%%

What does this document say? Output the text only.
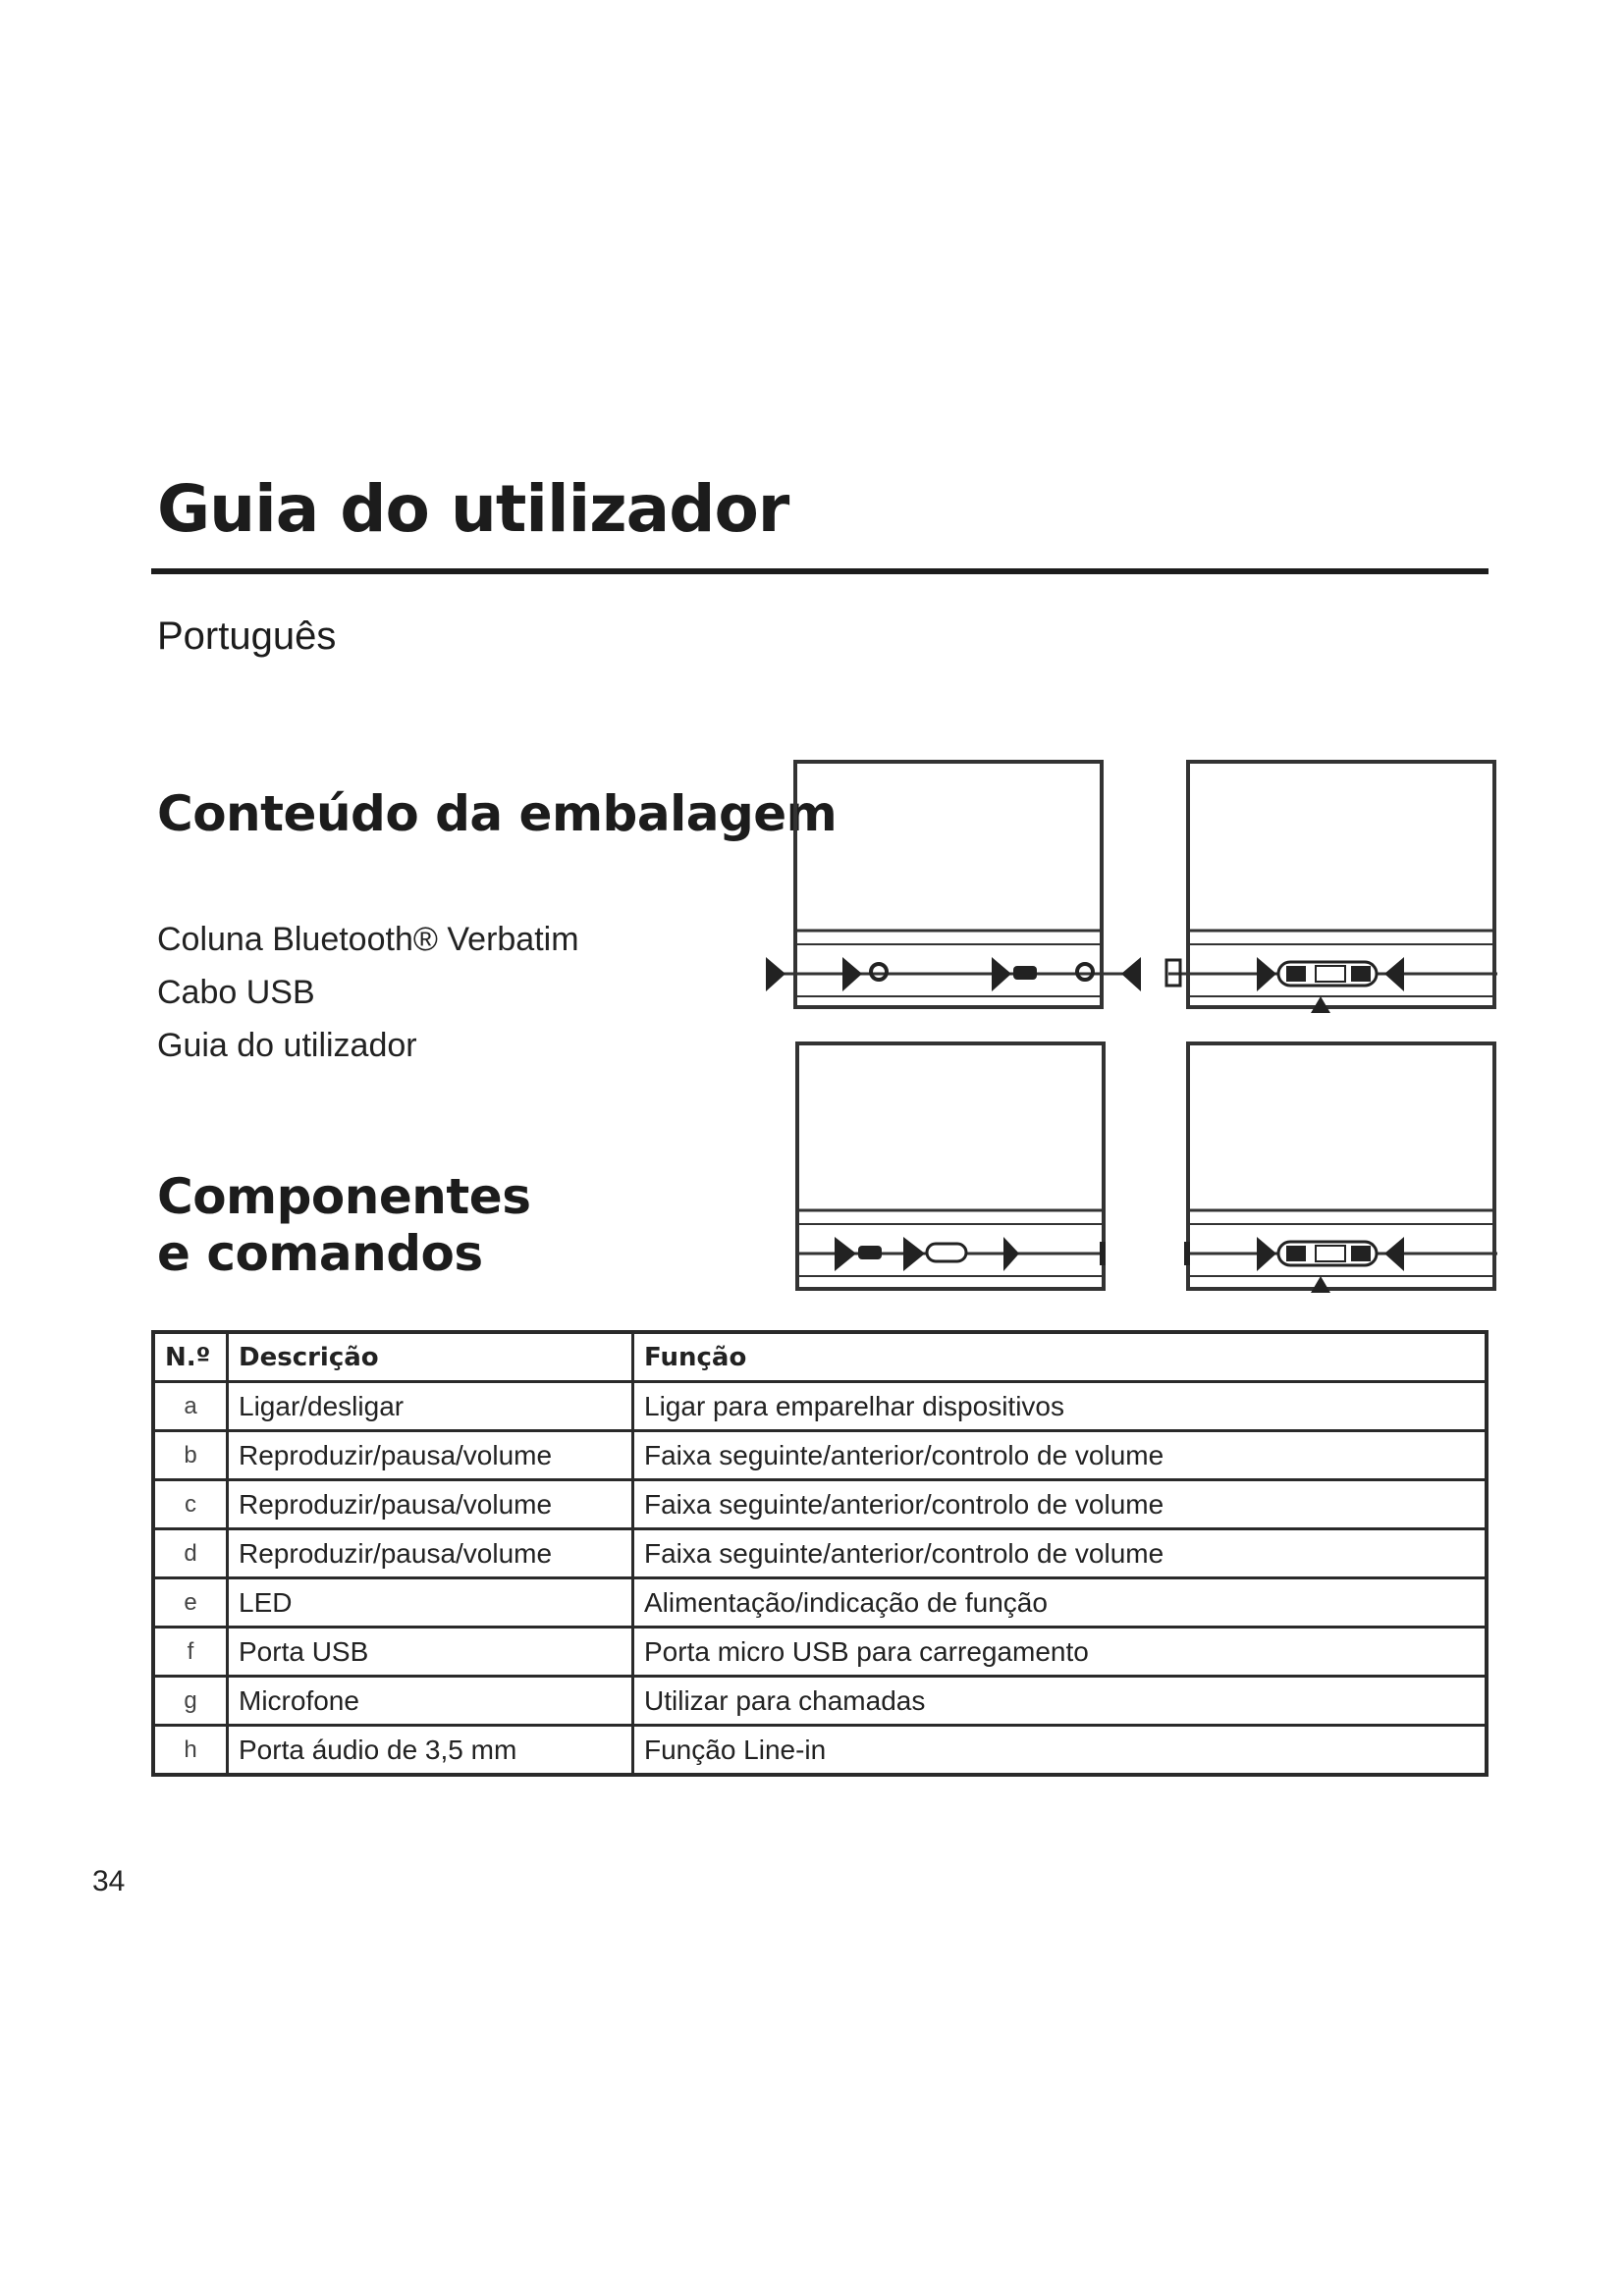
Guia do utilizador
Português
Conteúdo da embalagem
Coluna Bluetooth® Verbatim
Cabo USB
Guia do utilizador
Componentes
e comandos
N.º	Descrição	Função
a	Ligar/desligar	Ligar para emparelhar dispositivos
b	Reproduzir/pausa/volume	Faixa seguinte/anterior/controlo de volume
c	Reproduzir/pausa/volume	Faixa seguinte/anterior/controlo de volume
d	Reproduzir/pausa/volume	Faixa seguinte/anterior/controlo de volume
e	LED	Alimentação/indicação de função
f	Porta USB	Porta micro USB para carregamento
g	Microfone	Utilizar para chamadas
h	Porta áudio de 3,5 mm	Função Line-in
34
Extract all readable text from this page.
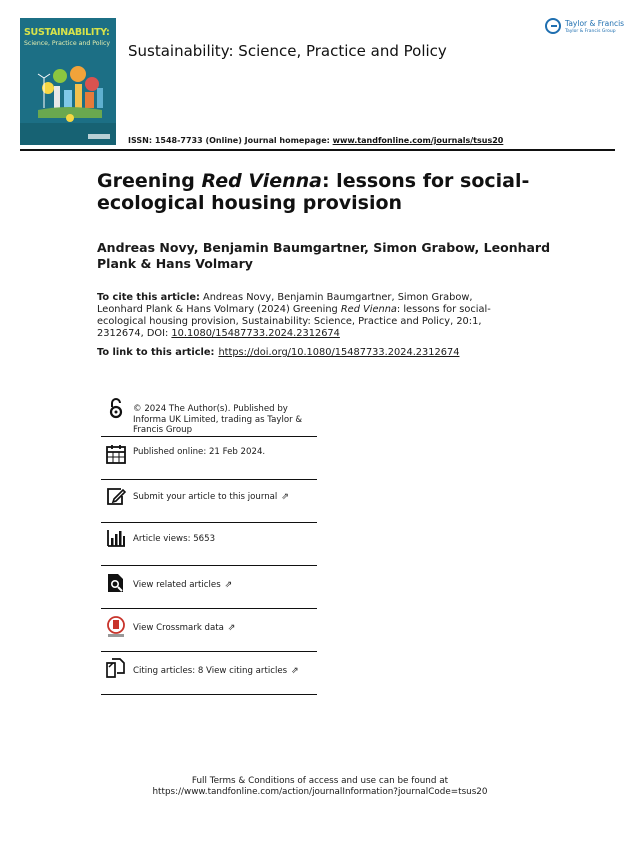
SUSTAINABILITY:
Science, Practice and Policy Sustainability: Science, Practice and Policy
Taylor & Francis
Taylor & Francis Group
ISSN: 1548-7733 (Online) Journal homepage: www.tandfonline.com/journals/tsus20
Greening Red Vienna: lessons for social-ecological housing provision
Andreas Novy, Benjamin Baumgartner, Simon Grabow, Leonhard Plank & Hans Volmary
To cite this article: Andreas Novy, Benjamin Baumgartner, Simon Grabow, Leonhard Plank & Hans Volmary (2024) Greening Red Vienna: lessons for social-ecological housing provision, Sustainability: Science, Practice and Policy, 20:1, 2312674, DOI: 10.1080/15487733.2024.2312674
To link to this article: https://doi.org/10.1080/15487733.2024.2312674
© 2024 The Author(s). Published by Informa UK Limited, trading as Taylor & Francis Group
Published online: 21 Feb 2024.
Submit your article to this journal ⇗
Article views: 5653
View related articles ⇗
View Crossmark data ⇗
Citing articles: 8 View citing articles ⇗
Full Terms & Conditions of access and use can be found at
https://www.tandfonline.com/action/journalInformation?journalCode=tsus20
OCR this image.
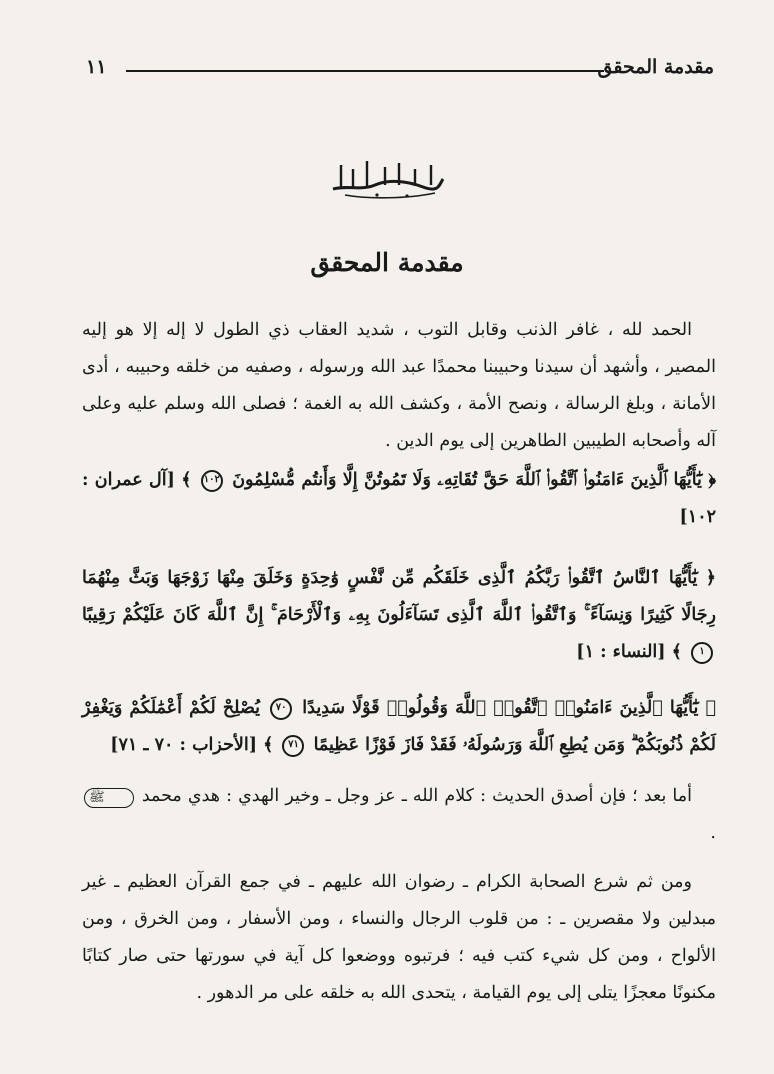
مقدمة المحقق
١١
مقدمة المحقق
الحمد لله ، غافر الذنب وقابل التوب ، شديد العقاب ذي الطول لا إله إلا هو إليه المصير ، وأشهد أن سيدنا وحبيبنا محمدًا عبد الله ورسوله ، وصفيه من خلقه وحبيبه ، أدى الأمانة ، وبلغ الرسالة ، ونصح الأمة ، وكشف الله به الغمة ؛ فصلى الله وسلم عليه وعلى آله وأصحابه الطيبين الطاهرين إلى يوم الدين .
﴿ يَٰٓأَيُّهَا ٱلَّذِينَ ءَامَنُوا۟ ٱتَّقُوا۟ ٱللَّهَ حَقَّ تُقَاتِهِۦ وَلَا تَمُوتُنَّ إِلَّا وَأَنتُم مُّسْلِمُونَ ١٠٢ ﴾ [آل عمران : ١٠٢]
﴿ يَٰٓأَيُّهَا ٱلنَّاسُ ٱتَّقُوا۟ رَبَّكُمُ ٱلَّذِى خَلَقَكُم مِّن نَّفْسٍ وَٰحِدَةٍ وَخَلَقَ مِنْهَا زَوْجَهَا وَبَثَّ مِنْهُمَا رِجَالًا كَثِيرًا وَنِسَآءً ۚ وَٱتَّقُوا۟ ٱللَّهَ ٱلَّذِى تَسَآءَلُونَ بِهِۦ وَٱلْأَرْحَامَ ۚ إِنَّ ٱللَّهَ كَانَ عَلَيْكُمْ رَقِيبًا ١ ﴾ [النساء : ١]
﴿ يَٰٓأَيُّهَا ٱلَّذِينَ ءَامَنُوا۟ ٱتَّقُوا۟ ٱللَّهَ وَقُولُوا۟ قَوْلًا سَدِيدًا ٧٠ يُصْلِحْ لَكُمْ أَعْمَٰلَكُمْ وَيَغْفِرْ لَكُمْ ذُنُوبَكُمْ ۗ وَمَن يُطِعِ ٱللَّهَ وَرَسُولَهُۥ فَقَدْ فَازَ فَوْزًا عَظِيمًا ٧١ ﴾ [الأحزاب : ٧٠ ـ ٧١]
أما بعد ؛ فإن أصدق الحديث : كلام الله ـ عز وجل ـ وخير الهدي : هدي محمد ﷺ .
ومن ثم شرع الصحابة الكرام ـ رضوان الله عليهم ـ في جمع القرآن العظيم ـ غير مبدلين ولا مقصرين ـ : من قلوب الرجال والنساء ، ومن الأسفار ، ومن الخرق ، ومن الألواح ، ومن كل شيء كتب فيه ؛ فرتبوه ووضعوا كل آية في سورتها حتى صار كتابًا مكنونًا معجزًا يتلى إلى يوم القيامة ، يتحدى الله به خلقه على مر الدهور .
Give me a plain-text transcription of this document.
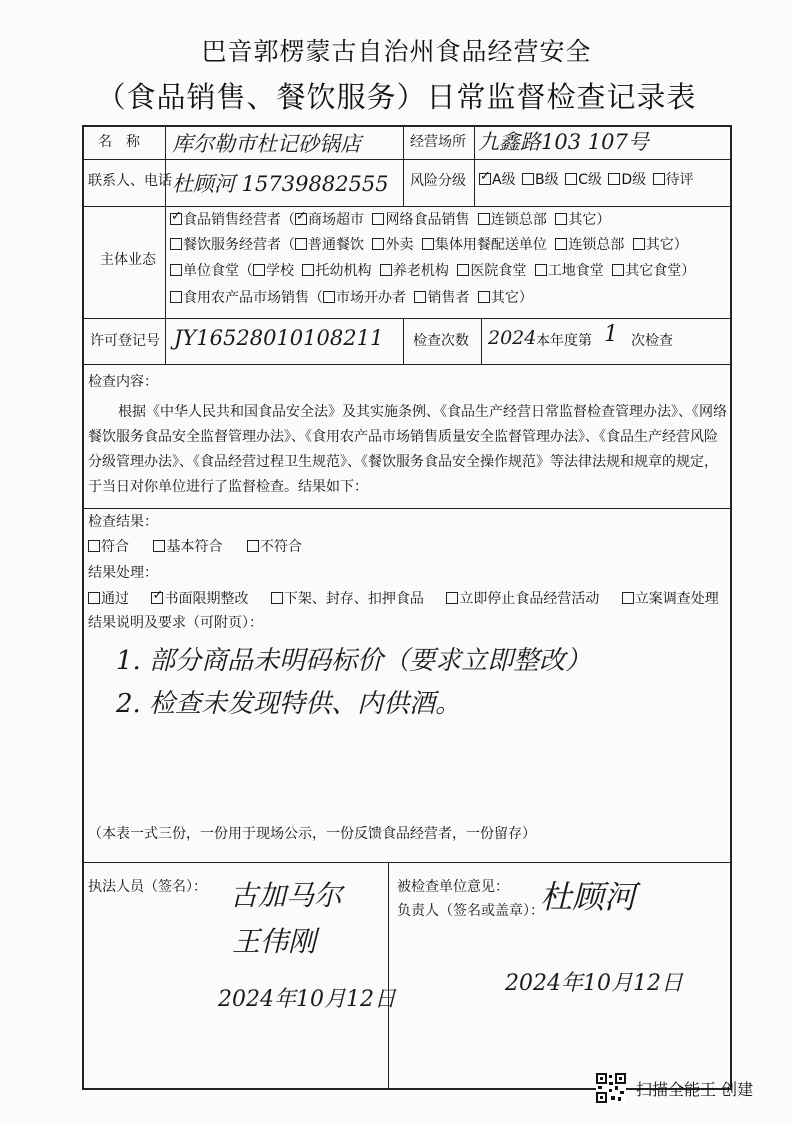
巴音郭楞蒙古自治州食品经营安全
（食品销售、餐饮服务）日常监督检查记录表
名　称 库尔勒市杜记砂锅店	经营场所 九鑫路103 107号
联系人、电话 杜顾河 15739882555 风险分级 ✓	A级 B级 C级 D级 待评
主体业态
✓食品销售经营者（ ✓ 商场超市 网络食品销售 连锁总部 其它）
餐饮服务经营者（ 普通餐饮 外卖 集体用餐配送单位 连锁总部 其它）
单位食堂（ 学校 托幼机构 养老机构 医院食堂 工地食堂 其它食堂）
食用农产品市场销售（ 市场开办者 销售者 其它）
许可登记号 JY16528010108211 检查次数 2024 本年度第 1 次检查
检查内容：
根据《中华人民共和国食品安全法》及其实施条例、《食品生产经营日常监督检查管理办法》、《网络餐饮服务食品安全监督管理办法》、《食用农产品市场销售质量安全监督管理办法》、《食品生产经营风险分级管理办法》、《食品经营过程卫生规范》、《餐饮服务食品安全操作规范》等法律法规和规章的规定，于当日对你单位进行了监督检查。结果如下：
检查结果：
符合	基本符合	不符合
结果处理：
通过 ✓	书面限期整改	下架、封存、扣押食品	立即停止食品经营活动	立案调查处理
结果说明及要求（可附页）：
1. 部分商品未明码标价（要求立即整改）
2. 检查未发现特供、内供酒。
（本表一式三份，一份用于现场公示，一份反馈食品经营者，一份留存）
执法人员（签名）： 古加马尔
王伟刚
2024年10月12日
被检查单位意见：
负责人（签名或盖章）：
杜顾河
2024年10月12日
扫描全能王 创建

%%

Gather each line in these records that contains the string "document".

What does this document say? Output the text only.
Give me a plain-text transcription of this document.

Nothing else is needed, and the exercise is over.